* _EXCERPTED DATA_
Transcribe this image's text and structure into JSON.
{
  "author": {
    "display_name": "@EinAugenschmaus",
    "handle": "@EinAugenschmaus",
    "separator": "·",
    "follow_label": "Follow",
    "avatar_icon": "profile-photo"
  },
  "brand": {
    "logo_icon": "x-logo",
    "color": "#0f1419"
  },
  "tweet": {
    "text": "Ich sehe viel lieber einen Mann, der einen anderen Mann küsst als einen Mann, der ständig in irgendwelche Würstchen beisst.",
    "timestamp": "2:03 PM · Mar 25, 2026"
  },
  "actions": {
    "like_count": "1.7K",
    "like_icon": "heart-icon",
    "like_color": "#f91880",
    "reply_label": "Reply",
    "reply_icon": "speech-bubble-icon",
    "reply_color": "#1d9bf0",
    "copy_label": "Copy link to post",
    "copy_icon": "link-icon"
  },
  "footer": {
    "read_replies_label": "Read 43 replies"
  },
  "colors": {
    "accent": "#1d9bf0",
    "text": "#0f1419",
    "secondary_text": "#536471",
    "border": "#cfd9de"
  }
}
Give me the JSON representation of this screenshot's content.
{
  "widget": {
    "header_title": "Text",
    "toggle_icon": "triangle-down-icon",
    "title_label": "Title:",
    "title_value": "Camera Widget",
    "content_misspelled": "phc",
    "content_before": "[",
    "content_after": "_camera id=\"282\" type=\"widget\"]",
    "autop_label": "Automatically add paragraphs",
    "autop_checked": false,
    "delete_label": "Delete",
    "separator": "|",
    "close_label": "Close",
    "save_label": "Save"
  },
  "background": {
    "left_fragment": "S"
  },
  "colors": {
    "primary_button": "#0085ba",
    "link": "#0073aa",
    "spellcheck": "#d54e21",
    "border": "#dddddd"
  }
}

* _WHAT YOU HAVE TO DO_
In the records above, find the line containing "Give me the"; please retype it and every line after it through the last line, exactly and with nothing else.

* _RESULT OF THE TASK_
Give me the JSON representation of this screenshot's content.
{
  "widget": {
    "header_title": "Text",
    "toggle_icon": "triangle-down-icon",
    "title_label": "Title:",
    "title_value": "Camera Widget",
    "content_misspelled": "phc",
    "content_before": "[",
    "content_after": "_camera id=\"282\" type=\"widget\"]",
    "autop_label": "Automatically add paragraphs",
    "autop_checked": false,
    "delete_label": "Delete",
    "separator": "|",
    "close_label": "Close",
    "save_label": "Save"
  },
  "background": {
    "left_fragment": "S"
  },
  "colors": {
    "primary_button": "#0085ba",
    "link": "#0073aa",
    "spellcheck": "#d54e21",
    "border": "#dddddd"
  }
}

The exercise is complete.